Aufgabenstellung a —
Beantworten Sie anhand des Forumsbeitrags folgende Fragen:
(i) Zu welchem Datum und welcher Uhrzeit wurde der Forumsbeitrag verfasst?
(ii) Welche Politikerin versucht laut dem Forumsbeitrag, in der CDU eine andere Richtung vorzugeben?
(iii) Als was wird die Person, die den Forumsbeitrag geschrieben hat, in englischen Foren von den besonders patriotischen US-Boys bezeichnet?

Ausgewählter Text —
Verfasst: Fr, 11. Apr 2003, 15:17
Hardbern hat geschrieben:Nur mal so unter Freunden: Das geht Dich eigentlich nichts an, aber: Nein. Ich habe überhaupt kein Parteibuch, und würde mir, wenn überhaupt, keines der CDU anschaffen, mit der ich in vielen Frage über Kreuz liege.@Ssnake: Nur mal so aus Neugierde, bist Du Besitzer eines CDU Parteibuches?
Deine unzutreffende Wahrnehmung kann ich nur damit erklären, daß ich aus beruflichen Gründen vielleicht länger und intensiver über diese Fragen nachgedacht habe, als Du, und daß ich -möglicherweise aufgrund eines anderen Menschenbildes, anderer Lebenserfahrungen und einer umfassenderen Kenntnis der Fakten- zu anderen Schlußfolgerungen komme als Du.Ich denke mal dass kommt jetzt auch davon, dass Du beruflich damit zu tun hast, aber ich frage mich trotzdem wie man nur so versessen auf Krieg sein kann?
Ich bin deswegen relativ ausführlich in meinen Beiträgen, weil es eine ernste Frage ist, der man mit empathischer Wohlfühl-Rhetorik nicht gerecht wird. Ich hätte es hier einfacher, wenn ich im Strom schwimmend mit den Wölfen heulen würde, die in diesem Land gegenwärtig den Ton angeben (selbst in der CDU, auch wenn Frau Merkel versucht, eine andere Richtung vorzugeben).
Als denkender Mensch bin ich jedoch zu anderen Ergebnissen gekommen. Heuchelei ist nicht meine Art, und eine klare Sprache empfinde ich als wohltuend. In englischen Foren werde ich von den besonders patriotischen US-Boys als weichlicher "Liberal" (das ist dort ein Schimpfwort für Leute an der Grenze zum Sozialismus) bezeichnet, weil ich dort ebenso wie hier die Meinung vertrete, daß nur weil es Saddam Hussein gibt, Irakis deswegen immer noch Menschen sind, deren Leid man zu respektieren hat, und denen ich versuche klarzumachen, daß die "Right or wrong, my country"-Haltung in Deutschland begreiflicherweise nicht so populär ist. Saddam Hussein ist nicht der Irak, ebensowenig wie "Bush the Lesser" identisch mit den USA als Nation ist.

Liste der Einträge —
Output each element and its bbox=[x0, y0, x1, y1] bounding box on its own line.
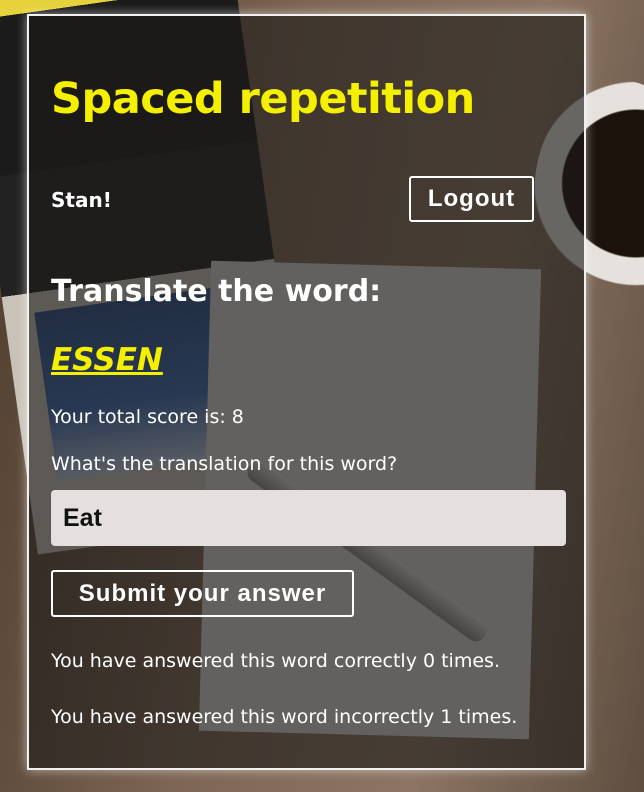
translate-prompt: Translate the word: bbox=[51, 274, 382, 309]
learning-card: Spaced repetition Stan! Logout Translate… bbox=[27, 14, 586, 770]
username: Stan! bbox=[51, 188, 112, 212]
total-score: Your total score is: 8 bbox=[51, 406, 244, 428]
logout-button[interactable]: Logout bbox=[409, 176, 534, 222]
submit-answer-button[interactable]: Submit your answer bbox=[51, 570, 354, 617]
app-title: Spaced repetition bbox=[51, 74, 475, 124]
answer-label: What's the translation for this word? bbox=[51, 453, 398, 475]
correct-count-text: You have answered this word correctly 0 … bbox=[51, 650, 500, 672]
incorrect-count-text: You have answered this word incorrectly … bbox=[51, 706, 518, 728]
answer-input[interactable] bbox=[51, 490, 566, 546]
word-to-translate: ESSEN bbox=[51, 342, 163, 378]
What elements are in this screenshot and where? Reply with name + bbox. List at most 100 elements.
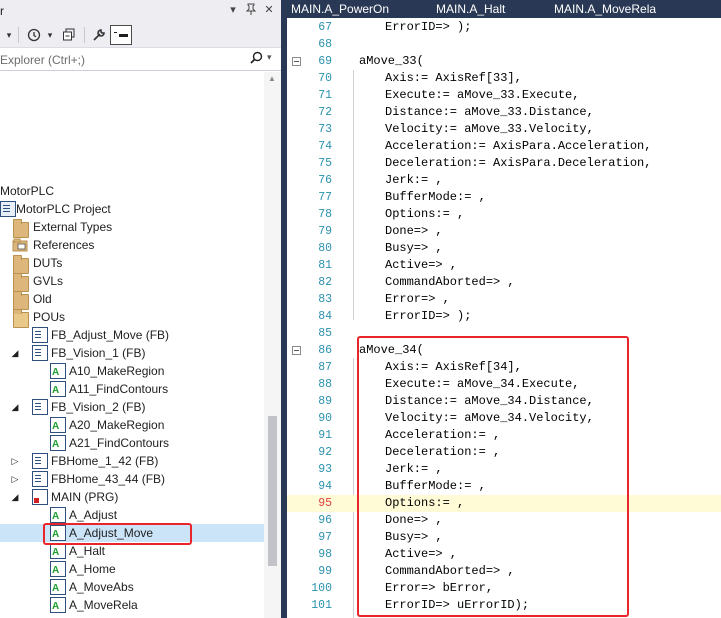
tree-item-a-adjust[interactable]: A_Adjust xyxy=(0,506,264,524)
code-line[interactable]: 89 Distance:= aMove_34.Distance, xyxy=(287,393,721,410)
code-line[interactable]: 71 Execute:= aMove_33.Execute, xyxy=(287,87,721,104)
tree-item-a-moveabs[interactable]: A_MoveAbs xyxy=(0,578,264,596)
panel-dropdown-icon[interactable]: ▾ xyxy=(226,3,240,17)
project-icon xyxy=(0,201,16,217)
code-line[interactable]: 88 Execute:= aMove_34.Execute, xyxy=(287,376,721,393)
action-icon xyxy=(50,543,66,559)
code-line[interactable]: 75 Deceleration:= AxisPara.Deceleration, xyxy=(287,155,721,172)
tree-item-label: A10_MakeRegion xyxy=(69,364,165,378)
code-line[interactable]: 81 Active=> , xyxy=(287,257,721,274)
code-line[interactable]: 84 ErrorID=> ); xyxy=(287,308,721,325)
code-line[interactable]: 83 Error=> , xyxy=(287,291,721,308)
search-icon[interactable] xyxy=(250,51,263,68)
tree-item-a-adjust-move[interactable]: A_Adjust_Move xyxy=(0,524,264,542)
tree-item-fbhome-1-42[interactable]: ▷ FBHome_1_42 (FB) xyxy=(0,452,264,470)
code-line[interactable]: 91 Acceleration:= , xyxy=(287,427,721,444)
code-text: Deceleration:= , xyxy=(385,445,501,459)
tree-item-old[interactable]: Old xyxy=(0,290,264,310)
code-text: CommandAborted=> , xyxy=(385,564,515,578)
tab-main-a-poweron[interactable]: MAIN.A_PowerOn xyxy=(291,0,389,18)
tree-item-duts[interactable]: DUTs xyxy=(0,254,264,274)
code-line[interactable]: 100 Error=> bError, xyxy=(287,580,721,597)
search-options-dropdown-icon[interactable]: ▾ xyxy=(267,52,272,63)
tree-item-label: A_Halt xyxy=(69,544,106,558)
code-line[interactable]: 93 Jerk:= , xyxy=(287,461,721,478)
code-editor[interactable]: 67 ErrorID=> ); 68 69 aMove_33( 70 Axis:… xyxy=(287,18,721,618)
tree-item-external-types[interactable]: External Types xyxy=(0,218,264,238)
pin-icon[interactable] xyxy=(244,3,258,17)
tree-item-a21-findcontours[interactable]: A21_FindContours xyxy=(0,434,264,452)
code-line[interactable]: 76 Jerk:= , xyxy=(287,172,721,189)
expanded-arrow-icon[interactable]: ◢ xyxy=(10,347,20,359)
expanded-arrow-icon[interactable]: ◢ xyxy=(10,491,20,503)
history-dropdown-icon[interactable]: ▾ xyxy=(46,25,54,45)
collapsed-arrow-icon[interactable]: ▷ xyxy=(10,455,20,467)
preview-toggle-icon[interactable] xyxy=(110,25,132,45)
code-line[interactable]: 82 CommandAborted=> , xyxy=(287,274,721,291)
code-line[interactable]: 77 BufferMode:= , xyxy=(287,189,721,206)
code-line[interactable]: 87 Axis:= AxisRef[34], xyxy=(287,359,721,376)
tree-item-motorplc-project[interactable]: MotorPLC Project xyxy=(0,200,264,218)
code-line[interactable]: 99 CommandAborted=> , xyxy=(287,563,721,580)
collapse-all-icon[interactable] xyxy=(60,25,78,45)
tab-main-a-halt[interactable]: MAIN.A_Halt xyxy=(436,0,505,18)
scroll-up-icon[interactable]: ▲ xyxy=(268,74,276,83)
tree-item-a-halt[interactable]: A_Halt xyxy=(0,542,264,560)
code-line[interactable]: 90 Velocity:= aMove_34.Velocity, xyxy=(287,410,721,427)
code-line[interactable]: 79 Done=> , xyxy=(287,223,721,240)
code-line[interactable]: 70 Axis:= AxisRef[33], xyxy=(287,70,721,87)
tree-item-fb-adjust-move[interactable]: FB_Adjust_Move (FB) xyxy=(0,326,264,344)
code-line[interactable]: 68 xyxy=(287,36,721,53)
action-icon xyxy=(50,417,66,433)
code-text: Done=> , xyxy=(385,513,443,527)
search-input[interactable] xyxy=(0,51,240,69)
code-line[interactable]: 85 xyxy=(287,325,721,342)
tree-item-label: FBHome_1_42 (FB) xyxy=(51,454,159,468)
code-line[interactable]: 92 Deceleration:= , xyxy=(287,444,721,461)
code-line[interactable]: 101 ErrorID=> uErrorID); xyxy=(287,597,721,614)
pou-icon xyxy=(32,453,48,469)
code-line[interactable]: 80 Busy=> , xyxy=(287,240,721,257)
code-line[interactable]: 98 Active=> , xyxy=(287,546,721,563)
code-line[interactable]: 73 Velocity:= aMove_33.Velocity, xyxy=(287,121,721,138)
tree-item-pous[interactable]: POUs xyxy=(0,308,264,328)
code-line[interactable]: 86 aMove_34( xyxy=(287,342,721,359)
tree-item-label: FB_Vision_2 (FB) xyxy=(51,400,146,414)
expanded-arrow-icon[interactable]: ◢ xyxy=(10,401,20,413)
tree-item-a10-makeregion[interactable]: A10_MakeRegion xyxy=(0,362,264,380)
tree-item-a11-findcontours[interactable]: A11_FindContours xyxy=(0,380,264,398)
tree-item-motorplc[interactable]: MotorPLC xyxy=(0,182,264,200)
tree-item-main-prg[interactable]: ◢ MAIN (PRG) xyxy=(0,488,264,506)
collapsed-arrow-icon[interactable]: ▷ xyxy=(10,473,20,485)
tree-item-a-moverela[interactable]: A_MoveRela xyxy=(0,596,264,614)
tree-item-a20-makeregion[interactable]: A20_MakeRegion xyxy=(0,416,264,434)
code-line[interactable]: 78 Options:= , xyxy=(287,206,721,223)
code-line[interactable]: 67 ErrorID=> ); xyxy=(287,19,721,36)
tree-item-gvls[interactable]: GVLs xyxy=(0,272,264,292)
tree-item-references[interactable]: References xyxy=(0,236,264,254)
code-line[interactable]: 69 aMove_33( xyxy=(287,53,721,70)
tree-scrollbar[interactable]: ▲ xyxy=(264,72,281,618)
line-number: 99 xyxy=(318,565,332,578)
current-code-line[interactable]: 95 Options:= , xyxy=(287,495,721,512)
chevron-down-icon[interactable]: ▾ xyxy=(4,25,14,45)
tree-item-fbhome-43-44[interactable]: ▷ FBHome_43_44 (FB) xyxy=(0,470,264,488)
code-line[interactable]: 74 Acceleration:= AxisPara.Acceleration, xyxy=(287,138,721,155)
close-icon[interactable]: ✕ xyxy=(262,3,276,17)
tree-item-a-home[interactable]: A_Home xyxy=(0,560,264,578)
code-line[interactable]: 96 Done=> , xyxy=(287,512,721,529)
tree-item-fb-vision-1[interactable]: ◢ FB_Vision_1 (FB) xyxy=(0,344,264,362)
code-text: ErrorID=> ); xyxy=(385,309,472,323)
line-number: 98 xyxy=(318,548,332,561)
code-text: Active=> , xyxy=(385,547,458,561)
code-text: Busy=> , xyxy=(385,530,443,544)
scrollbar-thumb[interactable] xyxy=(268,416,277,566)
tree-item-fb-vision-2[interactable]: ◢ FB_Vision_2 (FB) xyxy=(0,398,264,416)
action-icon xyxy=(50,561,66,577)
tab-main-a-moverela[interactable]: MAIN.A_MoveRela xyxy=(554,0,656,18)
code-line[interactable]: 72 Distance:= aMove_33.Distance, xyxy=(287,104,721,121)
history-icon[interactable] xyxy=(24,25,44,45)
code-line[interactable]: 94 BufferMode:= , xyxy=(287,478,721,495)
properties-wrench-icon[interactable] xyxy=(90,25,108,45)
code-line[interactable]: 97 Busy=> , xyxy=(287,529,721,546)
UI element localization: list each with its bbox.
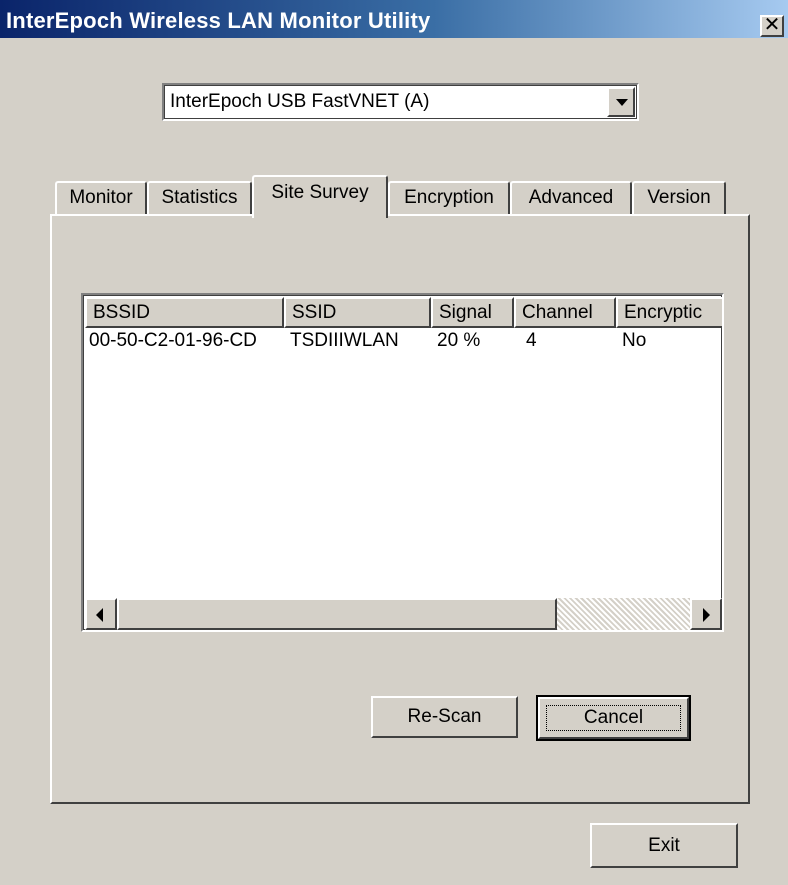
cell-channel: 4	[526, 330, 537, 351]
cancel-button[interactable]: Cancel	[536, 695, 691, 741]
cell-ssid: TSDIIIWLAN	[290, 330, 399, 351]
tab-label: Site Survey	[271, 182, 369, 203]
tab-label: Advanced	[528, 187, 614, 208]
table-row[interactable]: 00-50-C2-01-96-CD TSDIIIWLAN 20 % 4 No	[85, 330, 722, 356]
column-header-ssid[interactable]: SSID	[284, 297, 431, 328]
chevron-down-icon	[616, 99, 628, 106]
exit-button-label: Exit	[648, 834, 680, 856]
site-survey-list[interactable]: BSSID SSID Signal Channel Encryptic 00-5…	[81, 293, 724, 632]
tab-monitor[interactable]: Monitor	[55, 181, 147, 214]
adapter-dropdown-button[interactable]	[607, 87, 635, 117]
adapter-select-value: InterEpoch USB FastVNET (A)	[170, 91, 430, 112]
tab-label: Version	[647, 187, 711, 208]
rescan-button[interactable]: Re-Scan	[371, 696, 518, 738]
title-bar: InterEpoch Wireless LAN Monitor Utility …	[0, 0, 788, 38]
tab-site-survey[interactable]: Site Survey	[252, 175, 388, 218]
tab-statistics[interactable]: Statistics	[147, 181, 252, 214]
scroll-left-button[interactable]	[85, 598, 117, 630]
cancel-button-label: Cancel	[583, 707, 644, 728]
close-icon: ✕	[763, 14, 781, 36]
tab-advanced[interactable]: Advanced	[510, 181, 632, 214]
scrollbar-thumb[interactable]	[117, 598, 557, 630]
tab-label: Statistics	[161, 187, 238, 208]
cell-signal: 20 %	[437, 330, 481, 351]
cell-encryption: No	[622, 330, 647, 351]
scroll-right-button[interactable]	[690, 598, 722, 630]
adapter-select[interactable]: InterEpoch USB FastVNET (A)	[162, 83, 639, 121]
column-header-bssid[interactable]: BSSID	[85, 297, 284, 328]
tab-version[interactable]: Version	[632, 181, 726, 214]
tab-label: Monitor	[69, 187, 133, 208]
close-button[interactable]: ✕	[760, 14, 784, 37]
arrow-left-icon	[96, 608, 103, 622]
cell-bssid: 00-50-C2-01-96-CD	[89, 330, 257, 351]
tab-encryption[interactable]: Encryption	[388, 181, 510, 214]
column-header-encryption[interactable]: Encryptic	[616, 297, 722, 328]
list-header: BSSID SSID Signal Channel Encryptic	[85, 297, 722, 328]
horizontal-scrollbar[interactable]	[85, 598, 722, 630]
column-header-signal[interactable]: Signal	[431, 297, 514, 328]
tab-label: Encryption	[404, 187, 494, 208]
window-title: InterEpoch Wireless LAN Monitor Utility	[6, 8, 431, 33]
rescan-button-label: Re-Scan	[407, 706, 482, 727]
exit-button[interactable]: Exit	[590, 823, 738, 868]
column-header-channel[interactable]: Channel	[514, 297, 616, 328]
arrow-right-icon	[703, 608, 710, 622]
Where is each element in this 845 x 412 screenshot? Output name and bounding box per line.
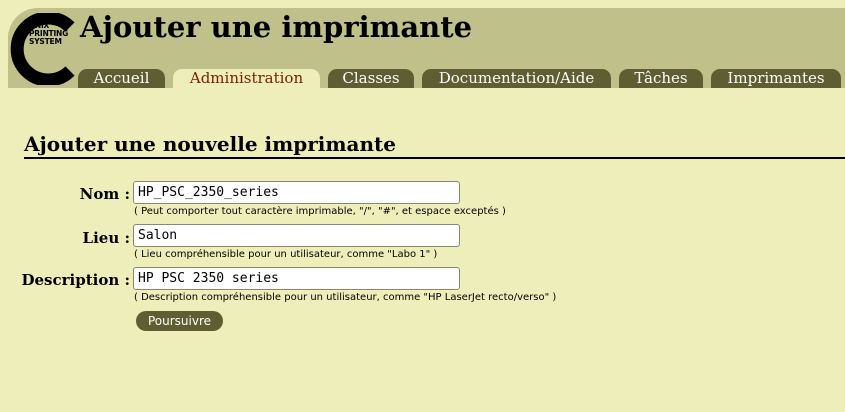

Aufgabenstellung b — Suchen Sie in den Einträgen jede Zeile heraus, die die Zeichenfolge "Jerk" enthält, und geben Sie diese Zeilen wieder. Dabei ist die Groß- und Kleinschreibung zu beachten.

Schriftliche Antwort a —
(i) Fr, 11. Apr 2003, 15:17
(ii) Frau Merkel
(iii) Als weichlicher "Liberal"

Schriftliche Antwort b —
code-line[interactable]: 93 Jerk:= , xyxy=(287,461,721,478)
code-line[interactable]: 76 Jerk:= , xyxy=(287,172,721,189)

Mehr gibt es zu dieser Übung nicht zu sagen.